### Given task
In the listing below, count each line containing "this" and answer with the count only.

### Extracted information
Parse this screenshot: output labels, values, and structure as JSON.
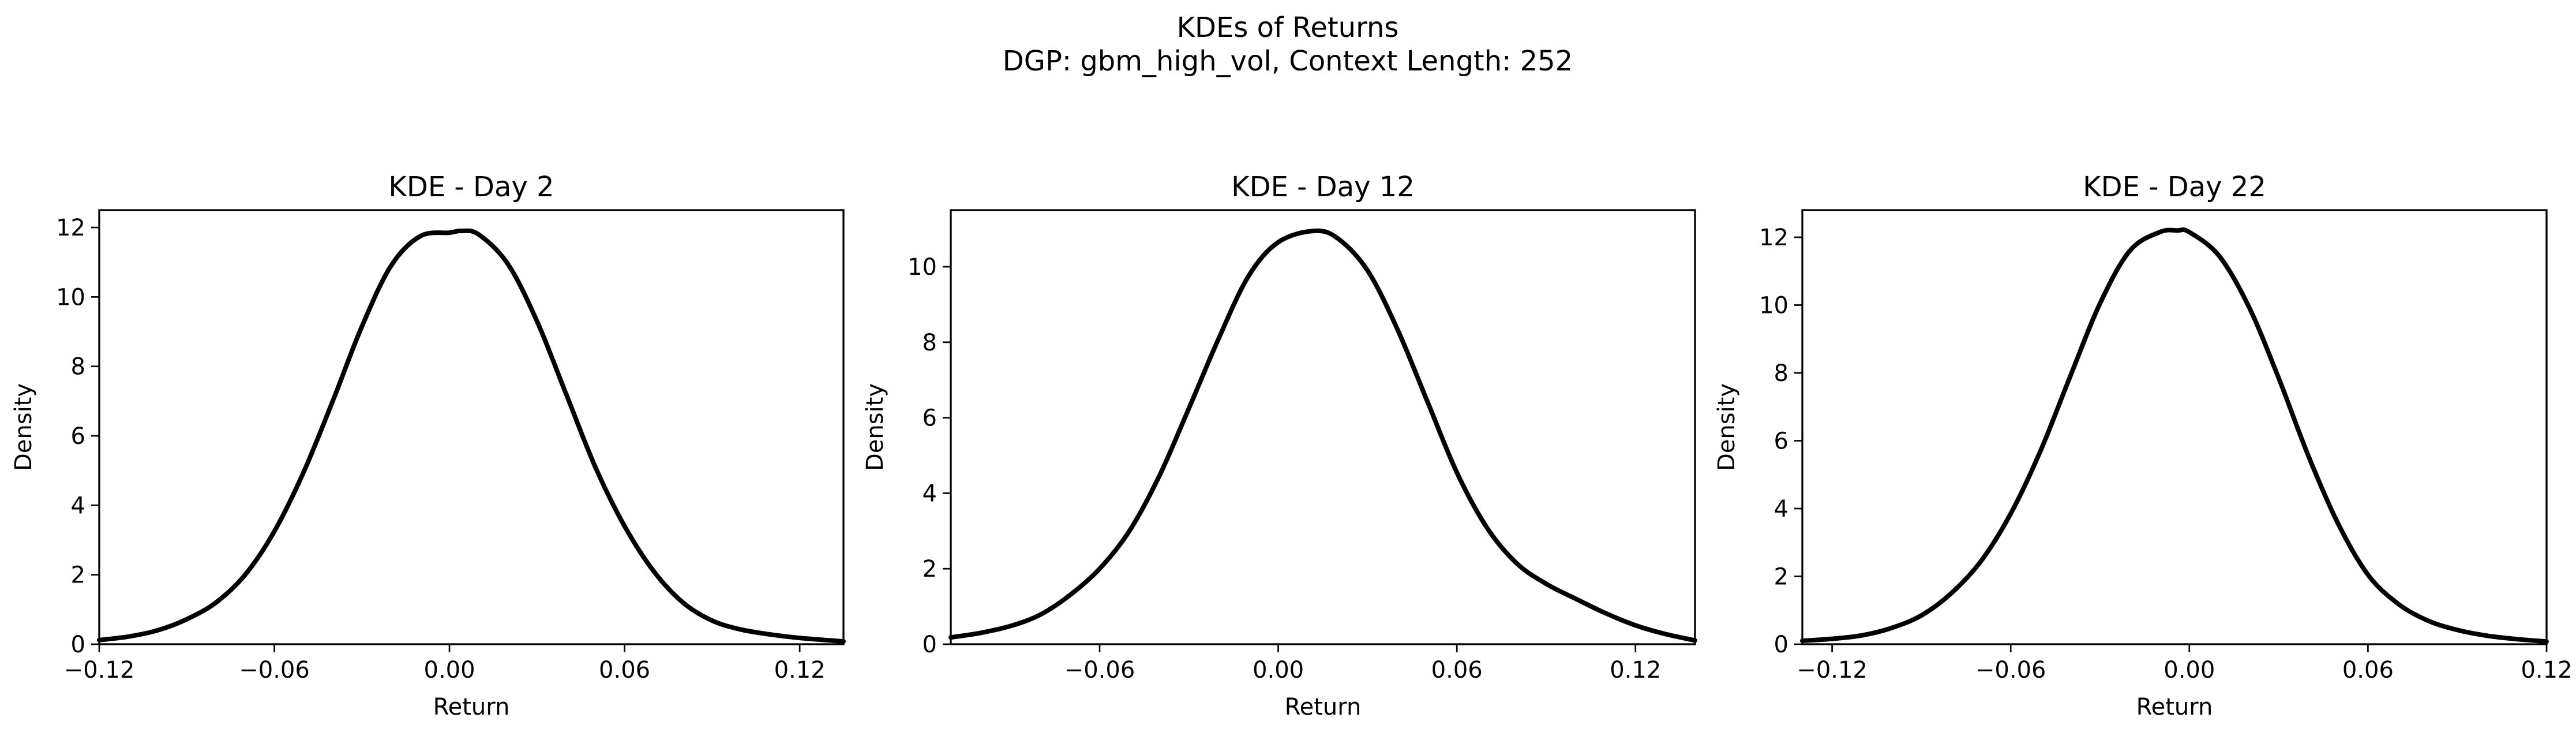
{
  "figure": {
    "title": "KDEs of Returns",
    "subtitle": "DGP: gbm_high_vol, Context Length: 252",
    "background": "#ffffff",
    "line_color": "#000000"
  },
  "chart_data": [
    {
      "type": "line",
      "title": "KDE - Day 2",
      "xlabel": "Return",
      "ylabel": "Density",
      "xlim": [
        -0.12,
        0.135
      ],
      "ylim": [
        0,
        12.5
      ],
      "xticks": [
        -0.12,
        -0.06,
        0.0,
        0.06,
        0.12
      ],
      "xtick_labels": [
        "−0.12",
        "−0.06",
        "0.00",
        "0.06",
        "0.12"
      ],
      "yticks": [
        0,
        2,
        4,
        6,
        8,
        10,
        12
      ],
      "ytick_labels": [
        "0",
        "2",
        "4",
        "6",
        "8",
        "10",
        "12"
      ],
      "grid": false,
      "series": [
        {
          "x": [
            -0.12,
            -0.11,
            -0.1,
            -0.09,
            -0.08,
            -0.07,
            -0.06,
            -0.05,
            -0.04,
            -0.03,
            -0.02,
            -0.01,
            0.0,
            0.004,
            0.01,
            0.02,
            0.03,
            0.04,
            0.05,
            0.06,
            0.07,
            0.08,
            0.09,
            0.1,
            0.11,
            0.12,
            0.135
          ],
          "y": [
            0.12,
            0.22,
            0.4,
            0.72,
            1.2,
            2.0,
            3.25,
            4.95,
            7.0,
            9.15,
            10.9,
            11.75,
            11.85,
            11.9,
            11.8,
            10.95,
            9.3,
            7.2,
            5.1,
            3.4,
            2.1,
            1.2,
            0.68,
            0.42,
            0.28,
            0.18,
            0.08
          ]
        }
      ]
    },
    {
      "type": "line",
      "title": "KDE - Day 12",
      "xlabel": "Return",
      "ylabel": "Density",
      "xlim": [
        -0.11,
        0.14
      ],
      "ylim": [
        0,
        11.5
      ],
      "xticks": [
        -0.06,
        0.0,
        0.06,
        0.12
      ],
      "xtick_labels": [
        "−0.06",
        "0.00",
        "0.06",
        "0.12"
      ],
      "yticks": [
        0,
        2,
        4,
        6,
        8,
        10
      ],
      "ytick_labels": [
        "0",
        "2",
        "4",
        "6",
        "8",
        "10"
      ],
      "grid": false,
      "series": [
        {
          "x": [
            -0.11,
            -0.1,
            -0.09,
            -0.08,
            -0.07,
            -0.06,
            -0.05,
            -0.04,
            -0.03,
            -0.02,
            -0.01,
            0.0,
            0.012,
            0.02,
            0.03,
            0.04,
            0.05,
            0.06,
            0.07,
            0.08,
            0.09,
            0.1,
            0.11,
            0.12,
            0.13,
            0.14
          ],
          "y": [
            0.18,
            0.3,
            0.48,
            0.78,
            1.3,
            2.0,
            3.0,
            4.45,
            6.25,
            8.1,
            9.75,
            10.65,
            10.95,
            10.75,
            9.9,
            8.35,
            6.45,
            4.55,
            3.1,
            2.15,
            1.6,
            1.2,
            0.82,
            0.5,
            0.27,
            0.1
          ]
        }
      ]
    },
    {
      "type": "line",
      "title": "KDE - Day 22",
      "xlabel": "Return",
      "ylabel": "Density",
      "xlim": [
        -0.13,
        0.12
      ],
      "ylim": [
        0,
        12.8
      ],
      "xticks": [
        -0.12,
        -0.06,
        0.0,
        0.06,
        0.12
      ],
      "xtick_labels": [
        "−0.12",
        "−0.06",
        "0.00",
        "0.06",
        "0.12"
      ],
      "yticks": [
        0,
        2,
        4,
        6,
        8,
        10,
        12
      ],
      "ytick_labels": [
        "0",
        "2",
        "4",
        "6",
        "8",
        "10",
        "12"
      ],
      "grid": false,
      "series": [
        {
          "x": [
            -0.13,
            -0.12,
            -0.11,
            -0.1,
            -0.09,
            -0.08,
            -0.07,
            -0.06,
            -0.05,
            -0.04,
            -0.03,
            -0.02,
            -0.01,
            -0.004,
            0.0,
            0.01,
            0.02,
            0.03,
            0.04,
            0.05,
            0.06,
            0.07,
            0.08,
            0.09,
            0.1,
            0.11,
            0.12
          ],
          "y": [
            0.1,
            0.16,
            0.26,
            0.48,
            0.85,
            1.5,
            2.45,
            3.85,
            5.7,
            7.9,
            10.05,
            11.6,
            12.15,
            12.2,
            12.15,
            11.45,
            9.95,
            7.85,
            5.55,
            3.55,
            2.05,
            1.2,
            0.7,
            0.42,
            0.25,
            0.15,
            0.08
          ]
        }
      ]
    }
  ]
}
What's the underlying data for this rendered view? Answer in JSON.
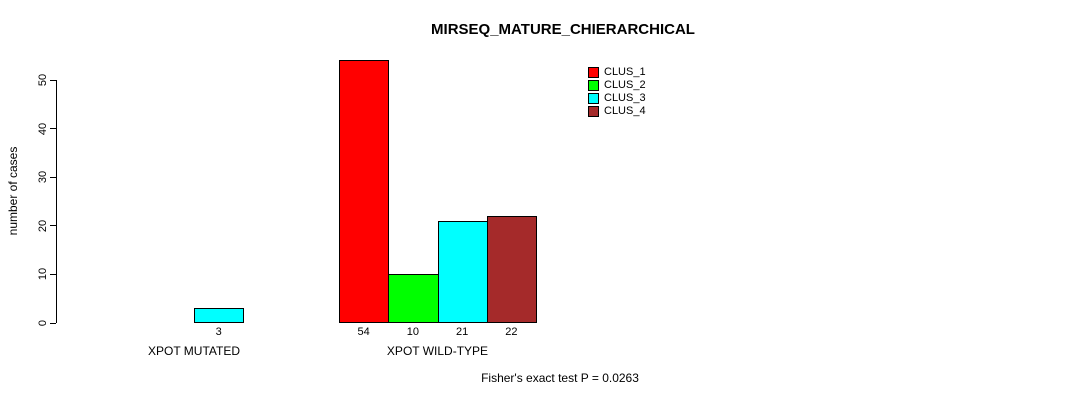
{
  "chart_data": {
    "type": "bar",
    "title": "MIRSEQ_MATURE_CHIERARCHICAL",
    "ylabel": "number of cases",
    "note": "Fisher's exact test P = 0.0263",
    "ylim": [
      0,
      50
    ],
    "yticks": [
      0,
      10,
      20,
      30,
      40,
      50
    ],
    "grid": false,
    "legend_position": "top-right-inside",
    "categories": [
      "XPOT MUTATED",
      "XPOT WILD-TYPE"
    ],
    "series": [
      {
        "name": "CLUS_1",
        "color": "#FF0000",
        "values": [
          0,
          54
        ]
      },
      {
        "name": "CLUS_2",
        "color": "#00FF00",
        "values": [
          0,
          10
        ]
      },
      {
        "name": "CLUS_3",
        "color": "#00FFFF",
        "values": [
          3,
          21
        ]
      },
      {
        "name": "CLUS_4",
        "color": "#A52A2A",
        "values": [
          0,
          22
        ]
      }
    ],
    "bar_value_labels": [
      [
        "",
        "",
        "3",
        ""
      ],
      [
        "54",
        "10",
        "21",
        "22"
      ]
    ]
  }
}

### Task response
2